[O que se pede]
1) No relato sobre a ponte caída, que ponte era, na ordem do percurso, a que caiu?
2) Prossiga o relato sobre a ponte caída em Kivu do Sul a partir do ponto em que termina.

[Texto fornecido]
• • •
A ponte em lianas

O logístico Hugo Agostinho recorda os desafios que há que ultrapassar para chegar a pacientes nas periferias da cidade de Mulungo

Estradas pavimentadas são raras e as estruturas de saúde poucas, o que faz com que na MSF tenhamos de ser especialmente criativos para conseguir alcançar as populações, sobretudo nas zonas mais remotas e periféricas em Kivu do Sul.

Vamos onde os outros não chegam, e mesmo quando apenas os nossos recursos não chegam.

Uma manhã de sábado chegou-nos a notícia de que a ponte tinha caído… a 22ª ponte que separava os últimos cinco quilómetros do centro de saúde onde semanalmente prestamos apoio. Os curtos 25 quilómetros percorridos de uma extenuante jornada de três horas em cima de uma mota nunca pareceram tão impossíveis de ultrapassar. E a desilusão era partilhada entre a equipa da MSF, o staff do Zona de Saúde e a frágil população. Como chegar agora às crianças, mães e mulheres vítimas de desnutrição, de malária e de violência sexual? E o suporte humano e material aos centros de saúde para lá desta nova barreira tão complexa de transpor?
• • •
[Registos listados]
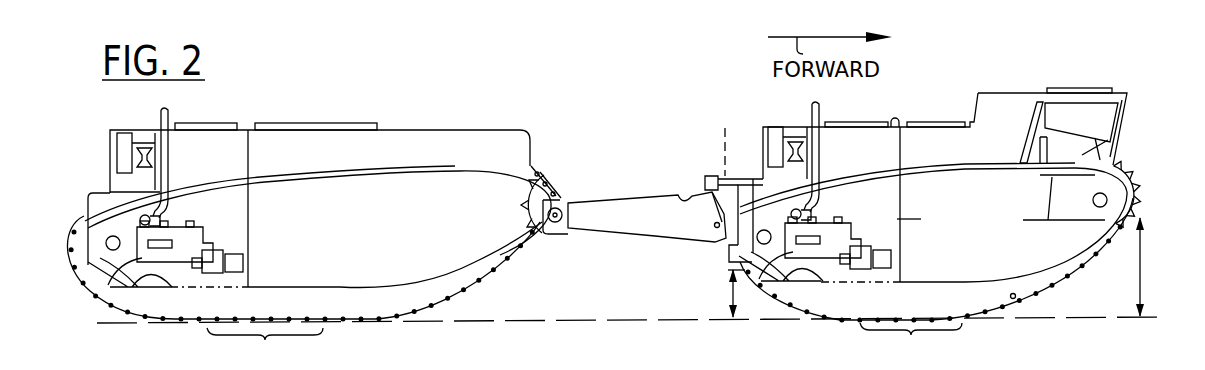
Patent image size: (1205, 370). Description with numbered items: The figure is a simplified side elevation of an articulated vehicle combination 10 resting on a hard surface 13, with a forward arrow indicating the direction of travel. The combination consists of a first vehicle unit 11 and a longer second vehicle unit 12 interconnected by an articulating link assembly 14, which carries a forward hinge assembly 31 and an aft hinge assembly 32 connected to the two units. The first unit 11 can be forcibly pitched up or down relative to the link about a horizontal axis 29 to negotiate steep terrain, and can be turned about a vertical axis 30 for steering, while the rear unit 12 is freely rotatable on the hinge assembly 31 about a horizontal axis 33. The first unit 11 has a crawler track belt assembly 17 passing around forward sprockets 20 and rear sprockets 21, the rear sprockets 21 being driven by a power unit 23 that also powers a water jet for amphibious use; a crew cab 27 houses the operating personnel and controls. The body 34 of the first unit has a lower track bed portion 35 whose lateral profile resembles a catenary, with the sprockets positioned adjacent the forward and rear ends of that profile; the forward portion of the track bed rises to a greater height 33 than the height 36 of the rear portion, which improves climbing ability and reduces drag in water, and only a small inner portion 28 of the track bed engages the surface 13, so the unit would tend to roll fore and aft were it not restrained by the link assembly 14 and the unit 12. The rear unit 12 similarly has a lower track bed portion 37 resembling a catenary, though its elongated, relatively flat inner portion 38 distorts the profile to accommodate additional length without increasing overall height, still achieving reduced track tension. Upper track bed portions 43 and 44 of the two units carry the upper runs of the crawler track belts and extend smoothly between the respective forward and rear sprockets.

The articulated vehicle combination 10 is at (718, 99).
The first vehicle unit 11 is at (949, 86).
The second vehicle unit 12 is at (355, 95).
The hard surface 13 is at (478, 320).
The articulating link assembly 14 is at (615, 202).
The first crawler track belt assembly 17 is at (1073, 284).
The forward sprockets 20 is at (1131, 174).
The rear sprockets 21 is at (758, 224).
The power unit 23 is at (833, 235).
The crew cab 27 is at (1062, 108).
The inner portion 28 is at (911, 340).
The horizontal axis 29 is at (712, 225).
The vertical axis 30 is at (722, 143).
The forward hinge assembly 31 is at (558, 195).
The aft hinge assembly 32 is at (716, 243).
The horizontal axis / height of forward track bed portion 33 is at (558, 223).
The body 34 is at (909, 219).
The lower track bed portion 35 is at (1014, 297).
The height of rear track bed portion 36 is at (736, 284).
The lower track bed portion 37 is at (486, 279).
The elongated inner portion 38 is at (265, 343).
The upper track bed portion 43 is at (927, 168).
The upper track bed portion 44 is at (332, 170).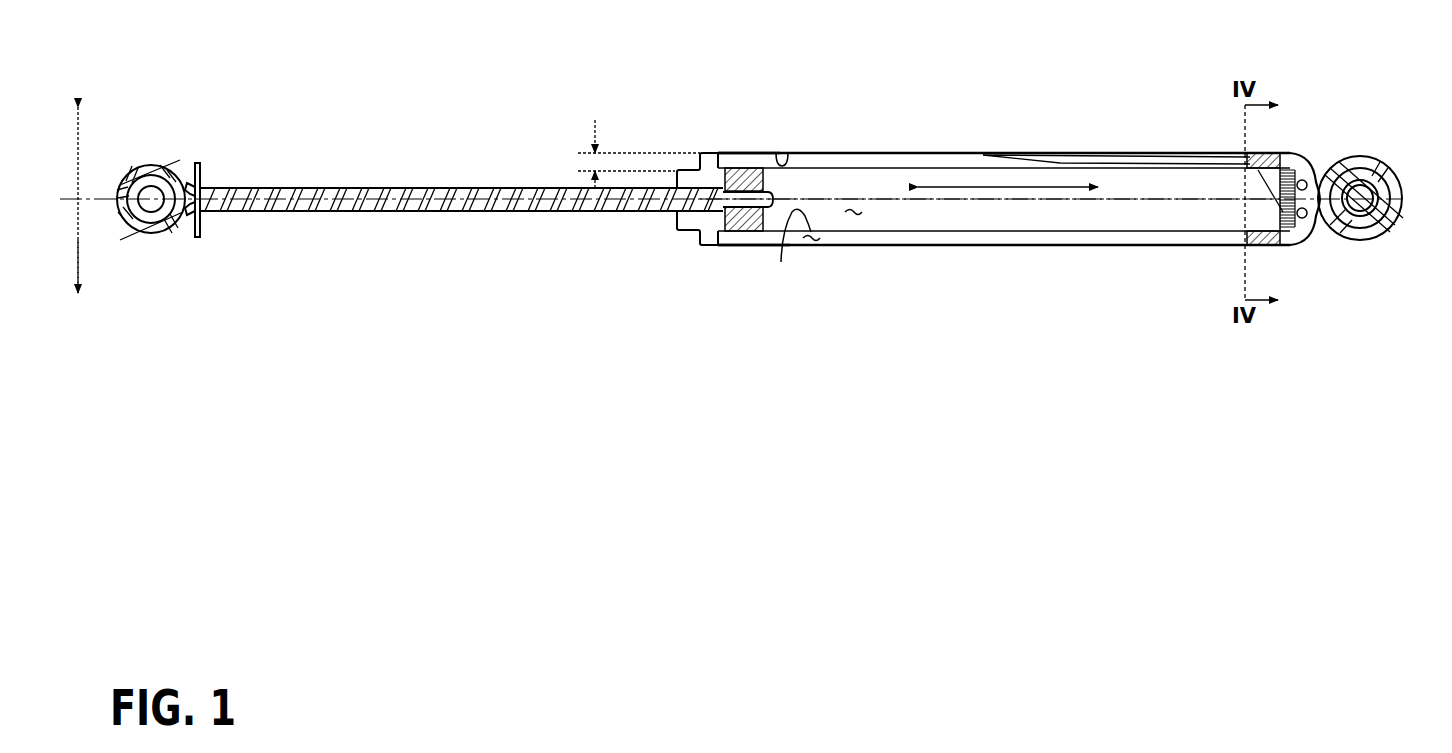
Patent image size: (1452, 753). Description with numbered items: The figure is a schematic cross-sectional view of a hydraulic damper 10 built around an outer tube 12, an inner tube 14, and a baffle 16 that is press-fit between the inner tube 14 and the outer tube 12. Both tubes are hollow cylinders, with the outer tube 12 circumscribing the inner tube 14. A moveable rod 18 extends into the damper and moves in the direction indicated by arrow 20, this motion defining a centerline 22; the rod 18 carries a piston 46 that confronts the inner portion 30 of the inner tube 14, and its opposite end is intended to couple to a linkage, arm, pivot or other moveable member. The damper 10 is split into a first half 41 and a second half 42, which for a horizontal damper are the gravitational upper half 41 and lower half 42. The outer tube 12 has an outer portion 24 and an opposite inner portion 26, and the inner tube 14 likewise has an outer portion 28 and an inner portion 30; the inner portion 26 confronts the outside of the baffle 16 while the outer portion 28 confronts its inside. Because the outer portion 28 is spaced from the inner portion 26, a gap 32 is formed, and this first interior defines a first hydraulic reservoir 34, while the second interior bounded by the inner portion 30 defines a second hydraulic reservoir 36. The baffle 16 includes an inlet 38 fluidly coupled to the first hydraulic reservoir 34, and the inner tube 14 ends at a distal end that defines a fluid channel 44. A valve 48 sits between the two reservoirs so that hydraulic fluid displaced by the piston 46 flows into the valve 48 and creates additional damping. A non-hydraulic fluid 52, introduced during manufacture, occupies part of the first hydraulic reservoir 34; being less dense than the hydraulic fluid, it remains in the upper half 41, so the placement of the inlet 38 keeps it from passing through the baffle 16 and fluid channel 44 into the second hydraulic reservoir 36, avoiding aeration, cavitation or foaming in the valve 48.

The hydraulic damper 10 is at (1188, 24).
The outer tube 12 is at (928, 150).
The inner tube 14 is at (735, 233).
The baffle 16 is at (1277, 148).
The moveable rod 18 is at (460, 230).
The arrow 20 is at (992, 186).
The centerline 22 is at (887, 198).
The outer portion of the outer tube 24 is at (760, 152).
The inner portion of the outer tube 26 is at (780, 152).
The outer portion of the inner tube 28 is at (765, 233).
The inner portion of the inner tube 30 is at (788, 250).
The gap 32 is at (595, 125).
The first hydraulic reservoir 34 is at (815, 240).
The second hydraulic reservoir 36 is at (858, 214).
The inlet 38 is at (1296, 228).
The first half 41 is at (80, 150).
The second half 42 is at (80, 250).
The fluid channel 44 is at (1304, 165).
The piston 46 is at (727, 216).
The valve 48 is at (1340, 170).
The non-hydraulic fluid 52 is at (1053, 157).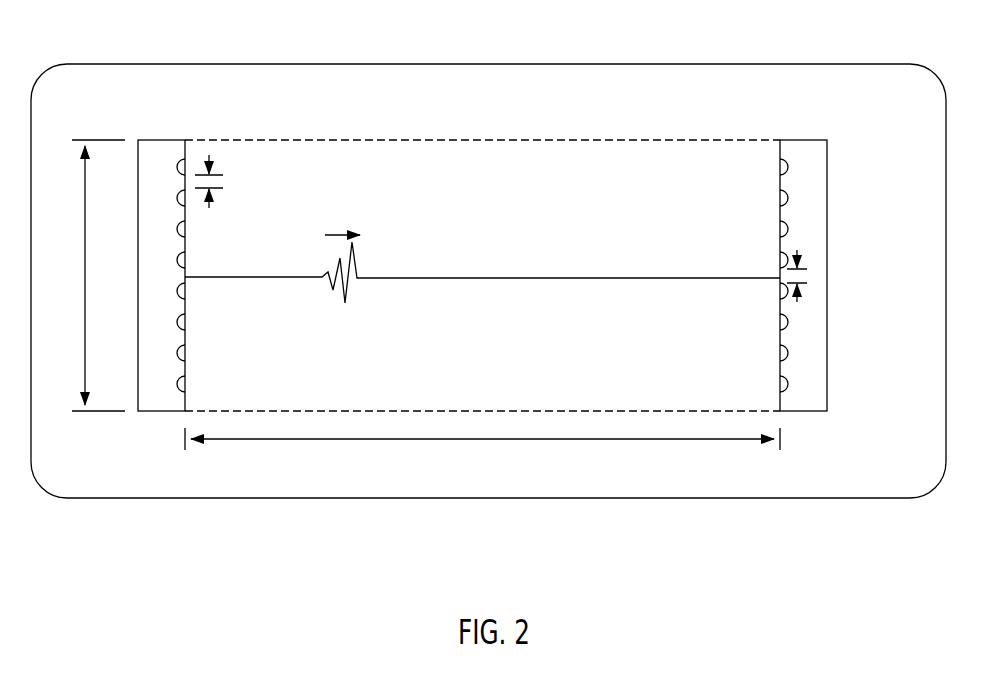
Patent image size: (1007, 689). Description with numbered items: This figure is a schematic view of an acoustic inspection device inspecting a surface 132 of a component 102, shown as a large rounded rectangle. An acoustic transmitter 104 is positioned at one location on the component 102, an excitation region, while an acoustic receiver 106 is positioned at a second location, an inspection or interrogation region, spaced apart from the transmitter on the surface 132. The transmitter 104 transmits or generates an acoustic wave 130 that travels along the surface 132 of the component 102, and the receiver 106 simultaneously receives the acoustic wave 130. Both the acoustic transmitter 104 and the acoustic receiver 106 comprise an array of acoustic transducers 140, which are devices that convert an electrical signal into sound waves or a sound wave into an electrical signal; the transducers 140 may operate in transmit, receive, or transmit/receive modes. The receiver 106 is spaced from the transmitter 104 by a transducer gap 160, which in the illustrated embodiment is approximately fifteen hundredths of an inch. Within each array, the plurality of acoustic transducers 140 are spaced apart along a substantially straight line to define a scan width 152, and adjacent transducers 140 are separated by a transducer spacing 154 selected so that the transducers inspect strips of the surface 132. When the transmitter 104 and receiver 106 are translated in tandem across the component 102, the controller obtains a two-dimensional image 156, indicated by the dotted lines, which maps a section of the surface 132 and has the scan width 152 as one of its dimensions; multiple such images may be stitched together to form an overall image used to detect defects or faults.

The component 102 is at (863, 64).
The acoustic transmitter 104 is at (163, 136).
The acoustic receiver 106 is at (806, 136).
The acoustic wave 130 is at (357, 260).
The surface 132 is at (434, 466).
The acoustic transducers 140 is at (178, 295).
The scan width 152 is at (85, 236).
The transducer spacing 154 is at (212, 200).
The two-dimensional image 156 is at (612, 140).
The transducer gap 160 is at (538, 440).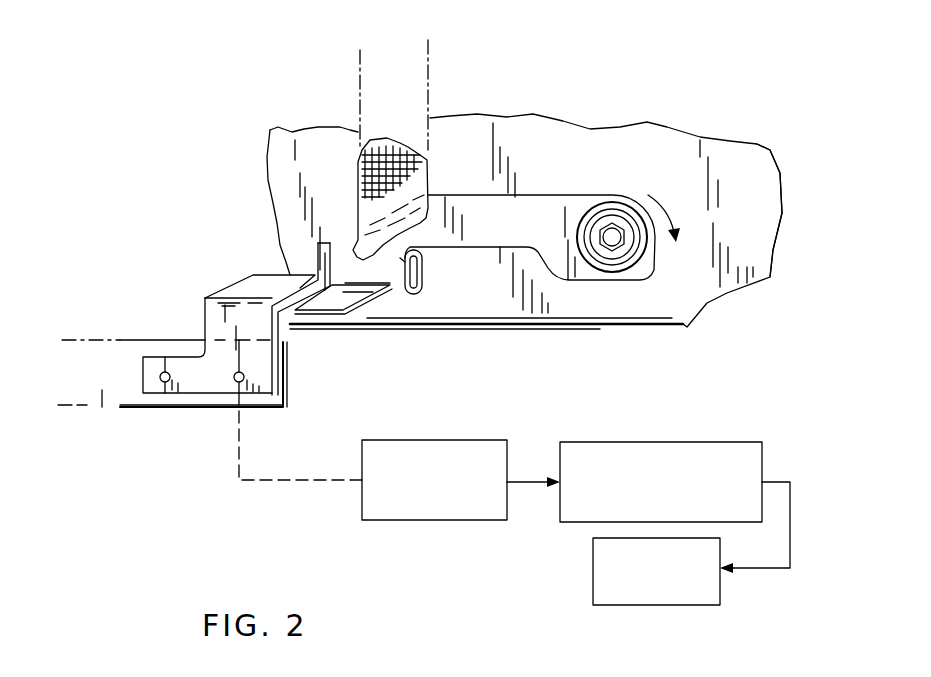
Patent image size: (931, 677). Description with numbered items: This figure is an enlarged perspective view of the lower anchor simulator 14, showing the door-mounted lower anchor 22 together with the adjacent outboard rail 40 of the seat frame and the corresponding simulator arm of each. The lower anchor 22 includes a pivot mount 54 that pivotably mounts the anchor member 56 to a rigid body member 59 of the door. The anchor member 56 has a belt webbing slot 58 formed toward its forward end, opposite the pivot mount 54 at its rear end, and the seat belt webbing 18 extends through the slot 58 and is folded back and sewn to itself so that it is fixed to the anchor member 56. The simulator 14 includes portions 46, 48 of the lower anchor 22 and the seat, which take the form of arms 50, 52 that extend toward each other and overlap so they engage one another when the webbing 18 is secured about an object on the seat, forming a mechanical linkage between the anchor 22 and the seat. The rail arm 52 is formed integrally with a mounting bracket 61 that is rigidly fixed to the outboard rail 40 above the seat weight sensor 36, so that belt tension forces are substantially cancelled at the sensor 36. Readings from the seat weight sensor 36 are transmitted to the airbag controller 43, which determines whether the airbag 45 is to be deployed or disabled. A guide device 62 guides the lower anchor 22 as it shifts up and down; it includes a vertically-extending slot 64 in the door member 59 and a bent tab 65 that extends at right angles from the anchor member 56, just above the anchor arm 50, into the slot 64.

The lower anchor simulator 14 is at (195, 210).
The seat belt webbing 18 is at (413, 92).
The lower anchor 22 is at (560, 165).
The seat weight sensor 36 is at (393, 520).
The outboard rail 40 is at (102, 407).
The airbag controller 43 is at (762, 462).
The airbag 45 is at (623, 605).
The portion of the lower anchor 46 is at (375, 350).
The portion of the seat 48 is at (175, 287).
The anchor arm 50 is at (322, 290).
The rail arm 52 is at (243, 293).
The pivot mount 54 is at (608, 247).
The anchor member 56 is at (480, 217).
The belt webbing slot 58 is at (350, 252).
The rigid body member of the door 59 is at (752, 172).
The mounting bracket 61 is at (208, 328).
The guide device 62 is at (436, 305).
The vertically-extending slot 64 is at (423, 272).
The bent tab 65 is at (404, 293).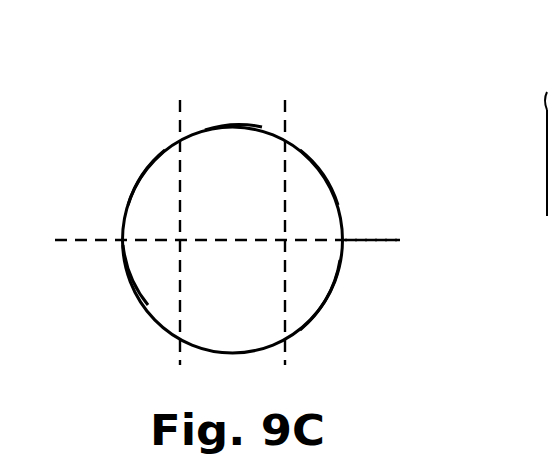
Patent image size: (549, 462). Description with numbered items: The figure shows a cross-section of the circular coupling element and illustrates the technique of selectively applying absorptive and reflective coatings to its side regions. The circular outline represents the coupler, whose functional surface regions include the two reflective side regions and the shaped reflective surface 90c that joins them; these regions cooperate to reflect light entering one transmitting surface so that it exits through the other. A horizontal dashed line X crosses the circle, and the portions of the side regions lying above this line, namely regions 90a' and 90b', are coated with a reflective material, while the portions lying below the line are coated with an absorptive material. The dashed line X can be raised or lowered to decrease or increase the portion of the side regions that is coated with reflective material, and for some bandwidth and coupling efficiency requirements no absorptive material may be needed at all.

The shaped reflective surface 90c is at (246, 83).
The reflective-coated portion of region 90a 90a' is at (115, 160).
The reflective-coated portion of region 90b 90b' is at (350, 159).
The dashed line X is at (401, 270).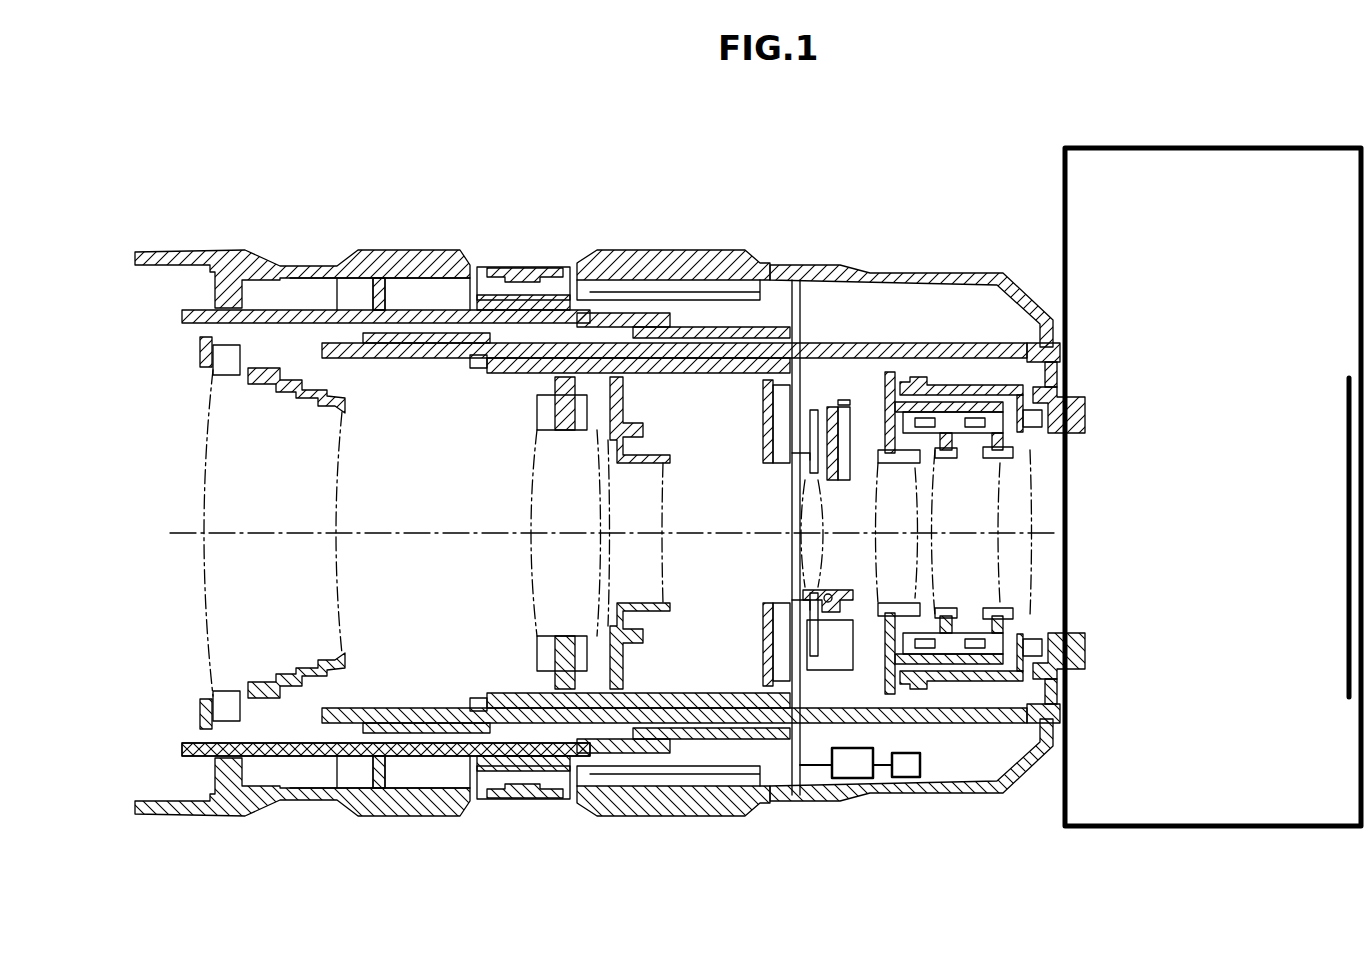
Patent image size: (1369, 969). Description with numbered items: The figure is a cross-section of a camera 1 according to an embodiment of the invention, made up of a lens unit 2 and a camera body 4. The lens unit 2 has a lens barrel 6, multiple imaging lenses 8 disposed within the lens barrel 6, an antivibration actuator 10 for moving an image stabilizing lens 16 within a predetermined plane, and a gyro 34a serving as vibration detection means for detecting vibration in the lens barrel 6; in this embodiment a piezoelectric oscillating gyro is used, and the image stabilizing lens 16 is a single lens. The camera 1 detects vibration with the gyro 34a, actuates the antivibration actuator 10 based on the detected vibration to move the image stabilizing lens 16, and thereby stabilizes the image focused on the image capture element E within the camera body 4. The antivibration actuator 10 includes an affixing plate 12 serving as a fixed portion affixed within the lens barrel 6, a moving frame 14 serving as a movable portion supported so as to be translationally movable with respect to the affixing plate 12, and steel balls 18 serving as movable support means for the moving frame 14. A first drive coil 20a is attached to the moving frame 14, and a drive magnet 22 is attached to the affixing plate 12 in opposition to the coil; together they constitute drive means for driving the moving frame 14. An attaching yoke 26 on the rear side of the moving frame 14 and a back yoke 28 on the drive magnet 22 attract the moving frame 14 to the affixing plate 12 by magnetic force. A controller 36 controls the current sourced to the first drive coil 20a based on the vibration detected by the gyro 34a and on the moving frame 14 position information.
• • •
[Resultados por tarefa]
1) Era a 22ª ponte.

2)
Não passaram três semanas e a (não tão) frágil população encontrou uma solução. Uma ponte em lianas, sobre a qual se contavam 35 passos – cerca de 20 metros – num abismo sobre o rio Lubimbe que corria ferozmente uns 20 metros debaixo dos nossos pés!

Não tardou a que às três horas de mota, se acrescentasse uma hora de caminhada pela antiga estrada colonial engolida pela floresta, da qual apenas resta um estreito carreiro cujo piso mais comum é uma lama pegajosa, produto da quase diária presença da chuva.

E algumas semanas mais tarde acrescentaram-se também um dia e meio de caminhada, montanha acima montanha abaixo, floresta fora, para chegar a outro centro de saúde a 35 quilómetros de distância.

As imagens que ficam são da floresta verde salpicada de uma gente de colete branco atrás de uma fila de corajosos voluntários das diversas aldeias transportando preciosa carga.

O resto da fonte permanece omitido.